- BRIEF
Filter the records below and copy every line containing the word "type".

- GIVEN DATA

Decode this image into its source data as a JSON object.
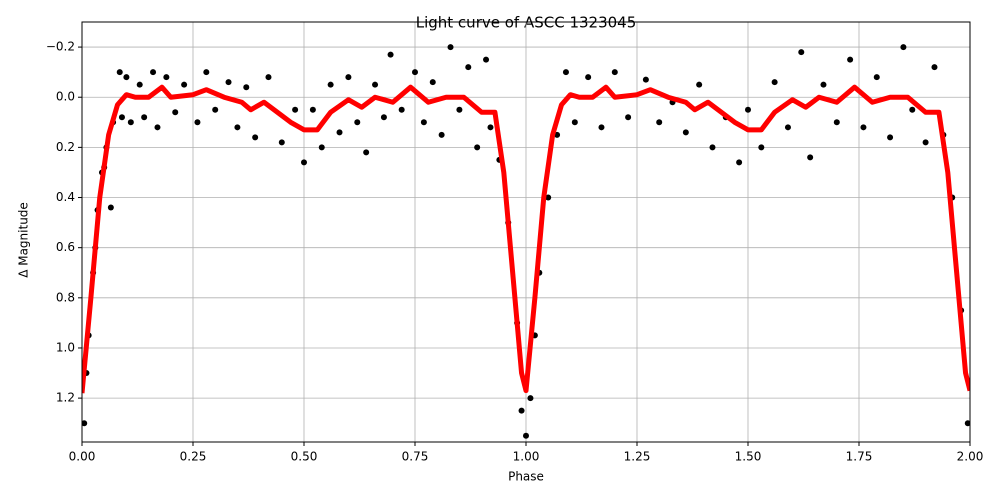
{
  "chart_data": {
    "type": "scatter",
    "title": "Light curve of ASCC 1323045",
    "x_label": "Phase",
    "y_label": "Δ Magnitude",
    "xlim": [
      0,
      2
    ],
    "ylim": [
      1.375,
      -0.3
    ],
    "grid": true,
    "xticks": [
      {
        "value": 0,
        "label": "0.00"
      },
      {
        "value": 0.25,
        "label": "0.25"
      },
      {
        "value": 0.5,
        "label": "0.50"
      },
      {
        "value": 0.75,
        "label": "0.75"
      },
      {
        "value": 1,
        "label": "1.00"
      },
      {
        "value": 1.25,
        "label": "1.25"
      },
      {
        "value": 1.5,
        "label": "1.50"
      },
      {
        "value": 1.75,
        "label": "1.75"
      },
      {
        "value": 2,
        "label": "2.00"
      }
    ],
    "yticks": [
      {
        "value": -0.2,
        "label": "−0.2"
      },
      {
        "value": 0,
        "label": "0.0"
      },
      {
        "value": 0.2,
        "label": "0.2"
      },
      {
        "value": 0.4,
        "label": "0.4"
      },
      {
        "value": 0.6,
        "label": "0.6"
      },
      {
        "value": 0.8,
        "label": "0.8"
      },
      {
        "value": 1,
        "label": "1.0"
      },
      {
        "value": 1.2,
        "label": "1.2"
      }
    ],
    "series": [
      {
        "type": "scatter",
        "color": "#000000",
        "x": [
          0.005,
          0.01,
          0.015,
          0.025,
          0.03,
          0.035,
          0.045,
          0.05,
          0.055,
          0.065,
          0.07,
          0.085,
          0.09,
          0.1,
          0.11,
          0.13,
          0.14,
          0.16,
          0.17,
          0.19,
          0.21,
          0.23,
          0.26,
          0.28,
          0.3,
          0.33,
          0.35,
          0.37,
          0.39,
          0.42,
          0.45,
          0.48,
          0.5,
          0.52,
          0.54,
          0.56,
          0.58,
          0.6,
          0.62,
          0.64,
          0.66,
          0.68,
          0.695,
          0.72,
          0.75,
          0.77,
          0.79,
          0.81,
          0.83,
          0.85,
          0.87,
          0.89,
          0.91,
          0.92,
          0.94,
          0.96,
          0.98,
          0.99,
          1.0,
          1.01,
          1.02,
          1.03,
          1.05,
          1.07,
          1.09,
          1.11,
          1.14,
          1.17,
          1.2,
          1.23,
          1.27,
          1.3,
          1.33,
          1.36,
          1.39,
          1.42,
          1.45,
          1.48,
          1.5,
          1.53,
          1.56,
          1.59,
          1.62,
          1.64,
          1.67,
          1.7,
          1.73,
          1.76,
          1.79,
          1.82,
          1.85,
          1.87,
          1.9,
          1.92,
          1.94,
          1.96,
          1.98,
          1.995
        ],
        "values": [
          1.3,
          1.1,
          0.95,
          0.7,
          0.6,
          0.45,
          0.3,
          0.28,
          0.2,
          0.44,
          0.1,
          -0.1,
          0.08,
          -0.08,
          0.1,
          -0.05,
          0.08,
          -0.1,
          0.12,
          -0.08,
          0.06,
          -0.05,
          0.1,
          -0.1,
          0.05,
          -0.06,
          0.12,
          -0.04,
          0.16,
          -0.08,
          0.18,
          0.05,
          0.26,
          0.05,
          0.2,
          -0.05,
          0.14,
          -0.08,
          0.1,
          0.22,
          -0.05,
          0.08,
          -0.17,
          0.05,
          -0.1,
          0.1,
          -0.06,
          0.15,
          -0.2,
          0.05,
          -0.12,
          0.2,
          -0.15,
          0.12,
          0.25,
          0.5,
          0.9,
          1.25,
          1.35,
          1.2,
          0.95,
          0.7,
          0.4,
          0.15,
          -0.1,
          0.1,
          -0.08,
          0.12,
          -0.1,
          0.08,
          -0.07,
          0.1,
          0.02,
          0.14,
          -0.05,
          0.2,
          0.08,
          0.26,
          0.05,
          0.2,
          -0.06,
          0.12,
          -0.18,
          0.24,
          -0.05,
          0.1,
          -0.15,
          0.12,
          -0.08,
          0.16,
          -0.2,
          0.05,
          0.18,
          -0.12,
          0.15,
          0.4,
          0.85,
          1.3
        ]
      },
      {
        "type": "line",
        "color": "#ff0000",
        "x": [
          0,
          0.02,
          0.04,
          0.06,
          0.08,
          0.1,
          0.12,
          0.15,
          0.18,
          0.2,
          0.25,
          0.28,
          0.32,
          0.36,
          0.38,
          0.41,
          0.44,
          0.47,
          0.5,
          0.53,
          0.56,
          0.6,
          0.63,
          0.66,
          0.7,
          0.74,
          0.78,
          0.82,
          0.86,
          0.9,
          0.93,
          0.95,
          0.97,
          0.99,
          1.0,
          1.02,
          1.04,
          1.06,
          1.08,
          1.1,
          1.12,
          1.15,
          1.18,
          1.2,
          1.25,
          1.28,
          1.32,
          1.36,
          1.38,
          1.41,
          1.44,
          1.47,
          1.5,
          1.53,
          1.56,
          1.6,
          1.63,
          1.66,
          1.7,
          1.74,
          1.78,
          1.82,
          1.86,
          1.9,
          1.93,
          1.95,
          1.97,
          1.99,
          2.0
        ],
        "values": [
          1.18,
          0.8,
          0.4,
          0.15,
          0.03,
          -0.01,
          0,
          0,
          -0.04,
          0,
          -0.01,
          -0.03,
          0,
          0.02,
          0.05,
          0.02,
          0.06,
          0.1,
          0.13,
          0.13,
          0.06,
          0.01,
          0.04,
          0,
          0.02,
          -0.04,
          0.02,
          0,
          0,
          0.06,
          0.06,
          0.3,
          0.7,
          1.1,
          1.17,
          0.8,
          0.4,
          0.15,
          0.03,
          -0.01,
          0,
          0,
          -0.04,
          0,
          -0.01,
          -0.03,
          0,
          0.02,
          0.05,
          0.02,
          0.06,
          0.1,
          0.13,
          0.13,
          0.06,
          0.01,
          0.04,
          0,
          0.02,
          -0.04,
          0.02,
          0,
          0,
          0.06,
          0.06,
          0.3,
          0.7,
          1.1,
          1.17
        ]
      }
    ]
  }
}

- THE RESPONSE
    "type": "scatter",
        "type": "scatter",
        "type": "line",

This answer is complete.